(WHAT THIS TASK INVOLVES)
Take from the listing each line that has the string "ylabel".

** begin **

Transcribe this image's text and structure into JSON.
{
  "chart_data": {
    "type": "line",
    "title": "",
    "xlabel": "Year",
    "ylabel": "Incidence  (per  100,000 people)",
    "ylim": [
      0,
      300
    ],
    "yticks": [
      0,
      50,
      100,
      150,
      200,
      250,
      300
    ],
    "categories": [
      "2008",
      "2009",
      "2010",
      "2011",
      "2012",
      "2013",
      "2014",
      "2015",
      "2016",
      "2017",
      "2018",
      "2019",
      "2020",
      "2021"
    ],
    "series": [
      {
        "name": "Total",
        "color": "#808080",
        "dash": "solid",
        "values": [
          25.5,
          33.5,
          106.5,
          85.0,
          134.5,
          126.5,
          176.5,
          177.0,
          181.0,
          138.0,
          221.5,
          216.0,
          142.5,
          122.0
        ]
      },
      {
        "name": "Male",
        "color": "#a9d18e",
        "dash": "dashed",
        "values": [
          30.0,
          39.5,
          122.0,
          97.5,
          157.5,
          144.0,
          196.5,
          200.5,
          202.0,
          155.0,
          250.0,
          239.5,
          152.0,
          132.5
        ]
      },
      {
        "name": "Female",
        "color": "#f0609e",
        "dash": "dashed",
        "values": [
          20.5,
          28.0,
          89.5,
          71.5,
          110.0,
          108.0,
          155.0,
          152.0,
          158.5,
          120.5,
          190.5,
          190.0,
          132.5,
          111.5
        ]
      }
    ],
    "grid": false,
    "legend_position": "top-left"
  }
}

** end **
** begin **

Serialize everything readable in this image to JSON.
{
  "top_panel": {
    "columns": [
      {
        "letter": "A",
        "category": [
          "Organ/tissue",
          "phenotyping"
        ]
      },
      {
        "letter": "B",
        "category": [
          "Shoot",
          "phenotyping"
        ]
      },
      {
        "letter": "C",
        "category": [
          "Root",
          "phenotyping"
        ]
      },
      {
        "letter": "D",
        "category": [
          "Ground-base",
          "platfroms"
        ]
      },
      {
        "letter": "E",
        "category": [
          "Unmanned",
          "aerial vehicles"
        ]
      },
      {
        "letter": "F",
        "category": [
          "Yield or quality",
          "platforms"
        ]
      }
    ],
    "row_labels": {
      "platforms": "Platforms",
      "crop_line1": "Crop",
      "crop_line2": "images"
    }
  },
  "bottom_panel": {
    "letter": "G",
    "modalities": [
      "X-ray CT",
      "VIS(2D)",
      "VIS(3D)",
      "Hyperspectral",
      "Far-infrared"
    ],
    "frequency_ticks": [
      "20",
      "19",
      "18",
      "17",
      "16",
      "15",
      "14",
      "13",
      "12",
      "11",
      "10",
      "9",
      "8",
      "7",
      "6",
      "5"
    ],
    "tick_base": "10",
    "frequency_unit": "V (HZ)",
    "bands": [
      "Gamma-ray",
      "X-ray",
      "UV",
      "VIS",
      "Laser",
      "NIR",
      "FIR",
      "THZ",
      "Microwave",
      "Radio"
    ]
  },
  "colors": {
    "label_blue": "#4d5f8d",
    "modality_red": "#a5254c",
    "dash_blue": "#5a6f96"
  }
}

** end **
** begin **

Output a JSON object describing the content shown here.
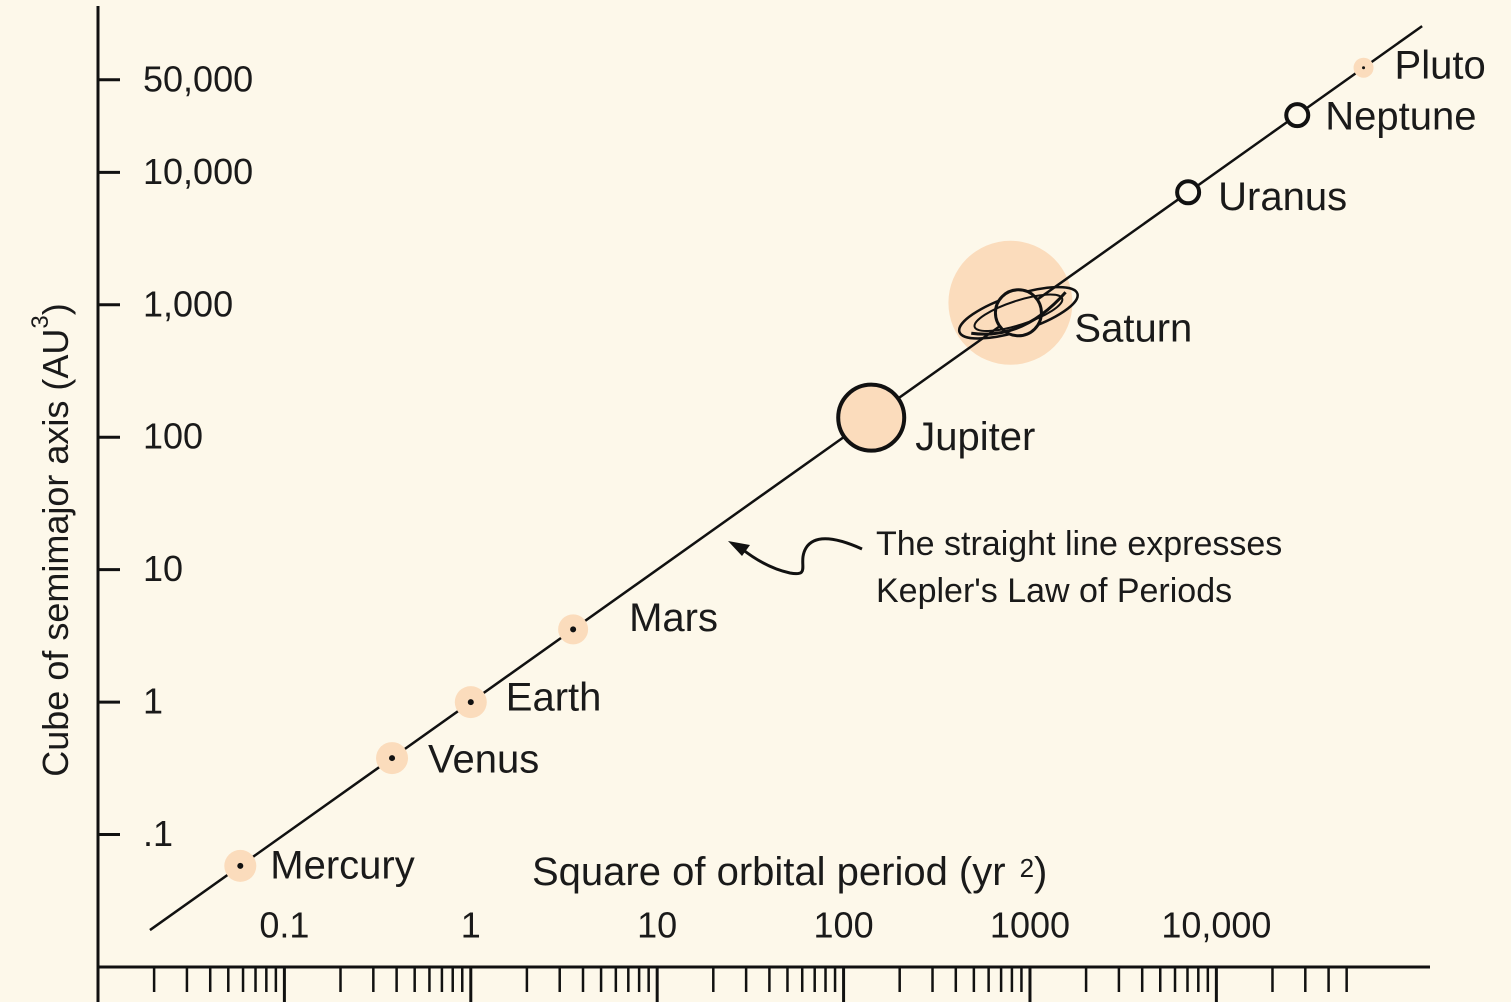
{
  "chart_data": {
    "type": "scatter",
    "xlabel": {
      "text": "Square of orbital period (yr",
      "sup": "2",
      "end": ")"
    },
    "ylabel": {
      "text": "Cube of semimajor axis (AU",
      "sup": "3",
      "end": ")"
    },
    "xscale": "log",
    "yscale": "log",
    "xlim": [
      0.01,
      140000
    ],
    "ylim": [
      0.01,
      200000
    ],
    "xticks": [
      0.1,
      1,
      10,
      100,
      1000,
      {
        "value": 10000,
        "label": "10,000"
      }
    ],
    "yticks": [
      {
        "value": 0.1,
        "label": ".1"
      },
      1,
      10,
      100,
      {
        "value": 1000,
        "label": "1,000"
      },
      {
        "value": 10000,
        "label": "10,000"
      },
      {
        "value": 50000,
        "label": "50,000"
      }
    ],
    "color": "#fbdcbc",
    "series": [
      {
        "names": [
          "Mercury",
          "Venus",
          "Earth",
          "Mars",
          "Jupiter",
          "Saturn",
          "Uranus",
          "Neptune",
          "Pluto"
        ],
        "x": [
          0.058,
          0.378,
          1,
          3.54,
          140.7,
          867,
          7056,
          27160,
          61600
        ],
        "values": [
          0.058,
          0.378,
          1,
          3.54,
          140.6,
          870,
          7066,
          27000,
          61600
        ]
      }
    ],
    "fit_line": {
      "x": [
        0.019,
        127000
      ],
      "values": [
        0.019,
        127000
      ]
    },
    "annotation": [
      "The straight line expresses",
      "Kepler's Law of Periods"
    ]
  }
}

** end **

(OUTPUT OF THE EXERCISE)
    "ylabel": "Incidence  (per  100,000 people)",
    "ylabel": {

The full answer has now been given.